--- Listed records ---
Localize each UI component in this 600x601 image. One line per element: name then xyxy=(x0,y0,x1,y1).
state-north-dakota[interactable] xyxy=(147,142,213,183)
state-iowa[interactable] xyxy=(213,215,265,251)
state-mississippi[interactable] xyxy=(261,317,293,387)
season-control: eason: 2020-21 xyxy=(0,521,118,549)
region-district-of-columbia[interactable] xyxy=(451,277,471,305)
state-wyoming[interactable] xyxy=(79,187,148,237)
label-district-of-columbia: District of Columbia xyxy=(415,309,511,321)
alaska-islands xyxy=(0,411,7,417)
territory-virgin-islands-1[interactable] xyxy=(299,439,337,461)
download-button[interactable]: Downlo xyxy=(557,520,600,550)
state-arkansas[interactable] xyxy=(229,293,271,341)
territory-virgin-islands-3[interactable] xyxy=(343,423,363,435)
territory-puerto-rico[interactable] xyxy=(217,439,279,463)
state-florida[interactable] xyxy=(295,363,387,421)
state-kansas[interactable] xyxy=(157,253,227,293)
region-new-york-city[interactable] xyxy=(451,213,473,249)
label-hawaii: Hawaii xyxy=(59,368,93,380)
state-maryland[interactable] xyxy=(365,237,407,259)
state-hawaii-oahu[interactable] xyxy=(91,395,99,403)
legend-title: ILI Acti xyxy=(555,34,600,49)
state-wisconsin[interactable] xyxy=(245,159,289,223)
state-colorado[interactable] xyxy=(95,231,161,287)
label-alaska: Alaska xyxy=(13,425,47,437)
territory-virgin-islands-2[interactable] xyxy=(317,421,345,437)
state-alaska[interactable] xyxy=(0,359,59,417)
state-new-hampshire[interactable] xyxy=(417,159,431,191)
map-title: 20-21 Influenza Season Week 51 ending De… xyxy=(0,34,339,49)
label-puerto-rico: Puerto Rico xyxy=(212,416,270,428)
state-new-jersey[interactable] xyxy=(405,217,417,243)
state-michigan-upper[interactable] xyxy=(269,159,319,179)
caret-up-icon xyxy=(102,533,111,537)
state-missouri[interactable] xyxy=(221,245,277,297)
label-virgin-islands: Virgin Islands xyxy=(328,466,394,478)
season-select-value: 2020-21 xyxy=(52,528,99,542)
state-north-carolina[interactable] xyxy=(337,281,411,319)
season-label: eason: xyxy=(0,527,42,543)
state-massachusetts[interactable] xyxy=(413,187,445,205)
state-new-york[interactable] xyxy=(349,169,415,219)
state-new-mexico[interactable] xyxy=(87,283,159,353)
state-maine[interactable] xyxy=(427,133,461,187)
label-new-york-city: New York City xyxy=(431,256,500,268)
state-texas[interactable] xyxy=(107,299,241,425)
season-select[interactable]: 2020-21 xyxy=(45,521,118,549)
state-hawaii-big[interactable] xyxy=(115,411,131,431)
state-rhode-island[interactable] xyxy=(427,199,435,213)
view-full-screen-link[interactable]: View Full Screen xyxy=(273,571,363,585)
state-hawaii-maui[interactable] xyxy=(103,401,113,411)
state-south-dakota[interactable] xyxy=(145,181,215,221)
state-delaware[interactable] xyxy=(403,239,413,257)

--- Short task ---
Transcribe every line of the listing above, without changing a single character.

--- Solved problem ---
Localize each UI component in this 600x601 image. One line per element: name then xyxy=(x0,y0,x1,y1).
state-north-dakota[interactable] xyxy=(147,142,213,183)
state-iowa[interactable] xyxy=(213,215,265,251)
state-mississippi[interactable] xyxy=(261,317,293,387)
season-control: eason: 2020-21 xyxy=(0,521,118,549)
region-district-of-columbia[interactable] xyxy=(451,277,471,305)
state-wyoming[interactable] xyxy=(79,187,148,237)
label-district-of-columbia: District of Columbia xyxy=(415,309,511,321)
alaska-islands xyxy=(0,411,7,417)
territory-virgin-islands-1[interactable] xyxy=(299,439,337,461)
download-button[interactable]: Downlo xyxy=(557,520,600,550)
state-arkansas[interactable] xyxy=(229,293,271,341)
territory-virgin-islands-3[interactable] xyxy=(343,423,363,435)
territory-puerto-rico[interactable] xyxy=(217,439,279,463)
state-florida[interactable] xyxy=(295,363,387,421)
state-kansas[interactable] xyxy=(157,253,227,293)
region-new-york-city[interactable] xyxy=(451,213,473,249)
label-hawaii: Hawaii xyxy=(59,368,93,380)
state-maryland[interactable] xyxy=(365,237,407,259)
state-hawaii-oahu[interactable] xyxy=(91,395,99,403)
legend-title: ILI Acti xyxy=(555,34,600,49)
state-wisconsin[interactable] xyxy=(245,159,289,223)
state-colorado[interactable] xyxy=(95,231,161,287)
label-alaska: Alaska xyxy=(13,425,47,437)
territory-virgin-islands-2[interactable] xyxy=(317,421,345,437)
state-alaska[interactable] xyxy=(0,359,59,417)
state-new-hampshire[interactable] xyxy=(417,159,431,191)
map-title: 20-21 Influenza Season Week 51 ending De… xyxy=(0,34,339,49)
label-puerto-rico: Puerto Rico xyxy=(212,416,270,428)
state-new-jersey[interactable] xyxy=(405,217,417,243)
state-michigan-upper[interactable] xyxy=(269,159,319,179)
caret-up-icon xyxy=(102,533,111,537)
state-missouri[interactable] xyxy=(221,245,277,297)
label-virgin-islands: Virgin Islands xyxy=(328,466,394,478)
season-select-value: 2020-21 xyxy=(52,528,99,542)
state-north-carolina[interactable] xyxy=(337,281,411,319)
season-label: eason: xyxy=(0,527,42,543)
state-massachusetts[interactable] xyxy=(413,187,445,205)
state-new-york[interactable] xyxy=(349,169,415,219)
state-new-mexico[interactable] xyxy=(87,283,159,353)
state-maine[interactable] xyxy=(427,133,461,187)
label-new-york-city: New York City xyxy=(431,256,500,268)
state-texas[interactable] xyxy=(107,299,241,425)
season-select[interactable]: 2020-21 xyxy=(45,521,118,549)
state-hawaii-big[interactable] xyxy=(115,411,131,431)
state-rhode-island[interactable] xyxy=(427,199,435,213)
view-full-screen-link[interactable]: View Full Screen xyxy=(273,571,363,585)
state-hawaii-maui[interactable] xyxy=(103,401,113,411)
state-south-dakota[interactable] xyxy=(145,181,215,221)
state-delaware[interactable] xyxy=(403,239,413,257)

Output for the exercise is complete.